EXERCISE AIM
Copy each line with the word "обществъ" in it.

PROVIDED RECORDS

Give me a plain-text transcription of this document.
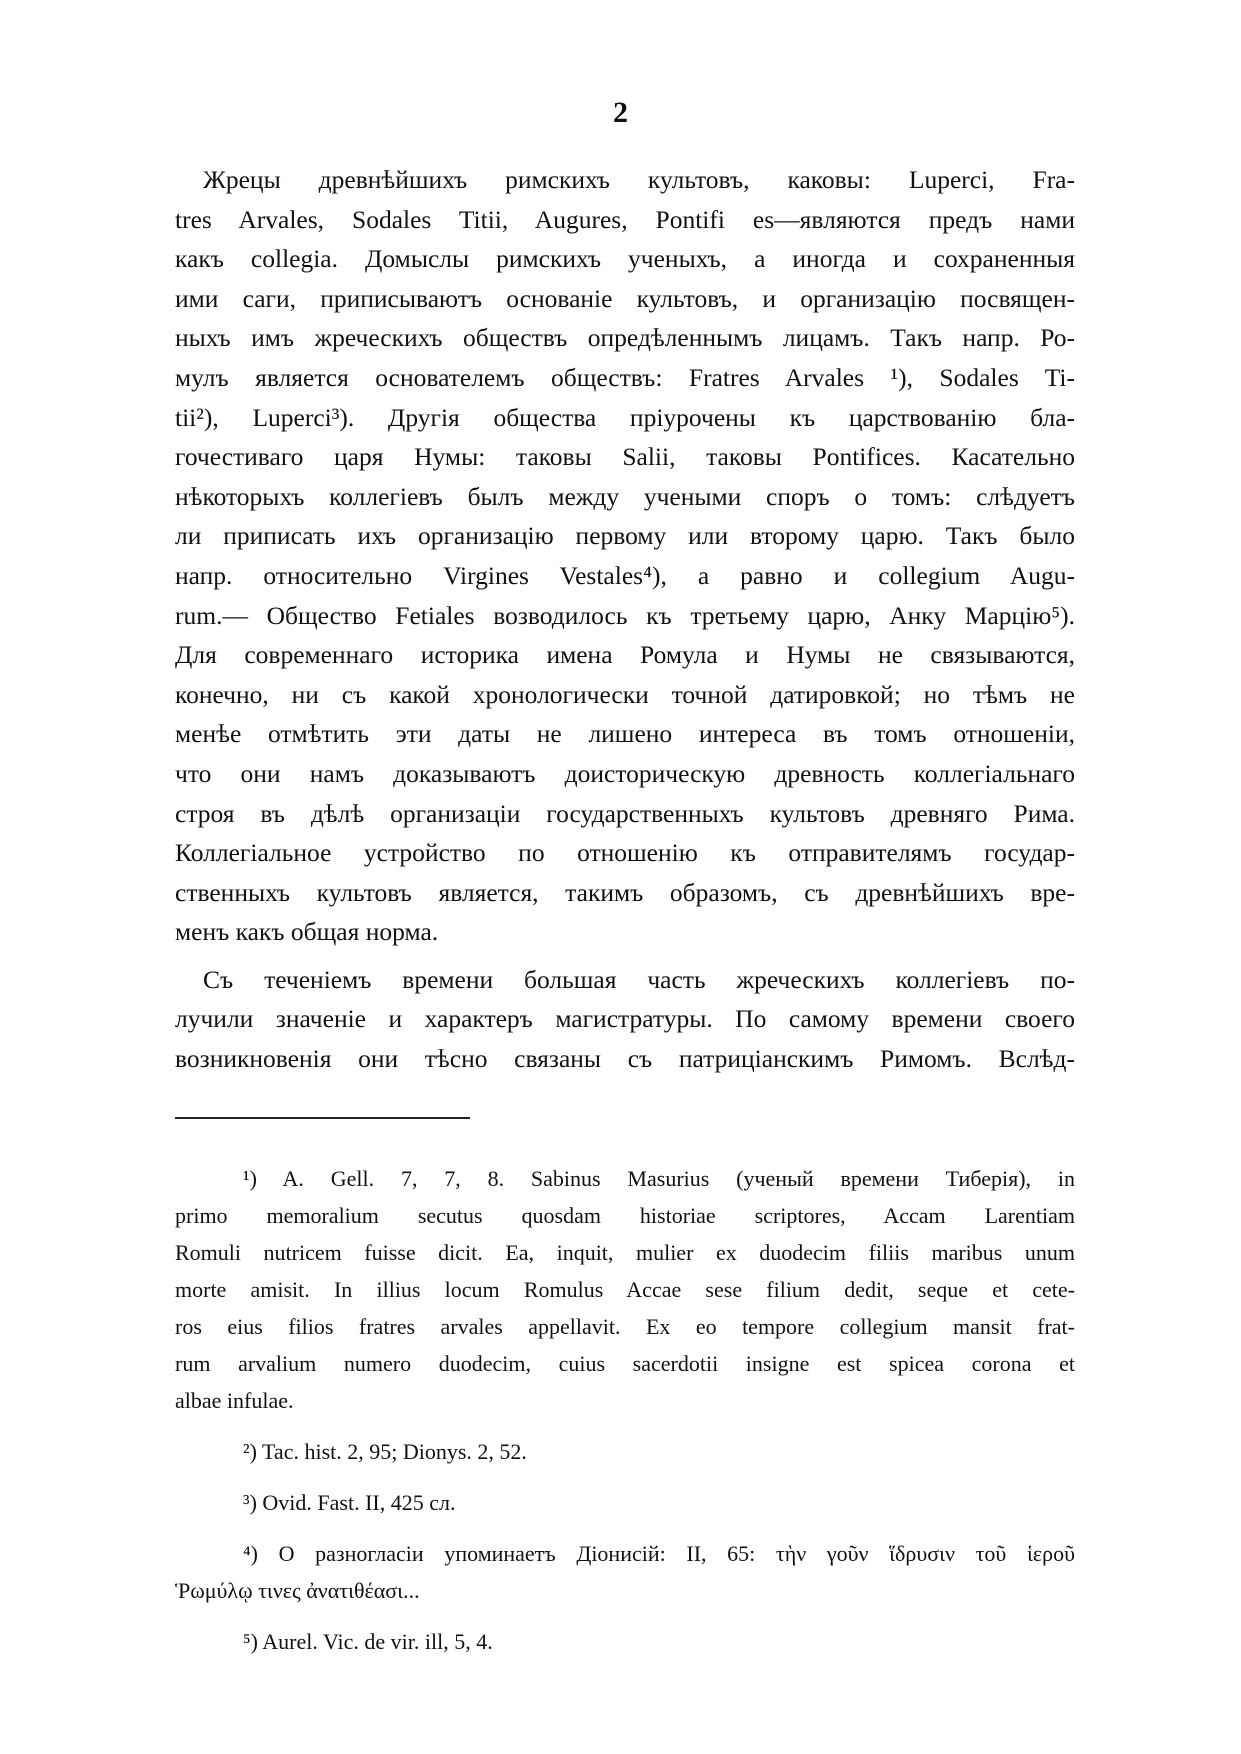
2

Жрецы древнѣйшихъ римскихъ культовъ, каковы: Luperci, Fra-
tres Arvales, Sodales Titii, Augures, Pontifi es—являются предъ нами
какъ collegia. Домыслы римскихъ ученыхъ, а иногда и сохраненныя
ими саги, приписываютъ основаніе культовъ, и организацію посвящен-
ныхъ имъ жреческихъ обществъ опредѣленнымъ лицамъ. Такъ напр. Ро-
мулъ является основателемъ обществъ: Fratres Arvales ¹), Sodales Ti-
tii²), Luperci³). Другія общества пріурочены къ царствованію бла-
гочестиваго царя Нумы: таковы Salii, таковы Pontifices. Касательно
нѣкоторыхъ коллегіевъ былъ между учеными споръ о томъ: слѣдуетъ
ли приписать ихъ организацію первому или второму царю. Такъ было
напр. относительно Virgines Vestales⁴), а равно и collegium Augu-
rum.— Общество Fetiales возводилось къ третьему царю, Анку Марцію⁵).
Для современнаго историка имена Ромула и Нумы не связываются,
конечно, ни съ какой хронологически точной датировкой; но тѣмъ не
менѣе отмѣтить эти даты не лишено интереса въ томъ отношеніи,
что они намъ доказываютъ доисторическую древность коллегіальнаго
строя въ дѣлѣ организаціи государственныхъ культовъ древняго Рима.
Коллегіальное устройство по отношенію къ отправителямъ государ-
ственныхъ культовъ является, такимъ образомъ, съ древнѣйшихъ вре-
менъ какъ общая норма.

Съ теченіемъ времени большая часть жреческихъ коллегіевъ по-
лучили значеніе и характеръ магистратуры. По самому времени своего
возникновенія они тѣсно связаны съ патриціанскимъ Римомъ. Вслѣд-

¹) A. Gell. 7, 7, 8. Sabinus Masurius (ученый времени Тиберія), in
primo memoralium secutus quosdam historiae scriptores, Accam Larentiam
Romuli nutricem fuisse dicit. Ea, inquit, mulier ex duodecim filiis maribus unum
morte amisit. In illius locum Romulus Accae sese filium dedit, seque et cete-
ros eius filios fratres arvales appellavit. Ex eo tempore collegium mansit frat-
rum arvalium numero duodecim, cuius sacerdotii insigne est spicea corona et
albae infulae.
²) Tac. hist. 2, 95; Dionys. 2, 52.
³) Ovid. Fast. II, 425 сл.
⁴) О разногласіи упоминаетъ Діонисій: II, 65: τὴν γοῦν ἵδρυσιν τοῦ ἱεροῦ
Ῥωμύλῳ τινες ἀνατιθέασι...
⁵) Aurel. Vic. de vir. ill, 5, 4.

SOLUTION TO THE PROBLEM
ныхъ имъ жреческихъ обществъ опредѣленнымъ лицамъ. Такъ напр. Ро-
мулъ является основателемъ обществъ: Fratres Arvales ¹), Sodales Ti-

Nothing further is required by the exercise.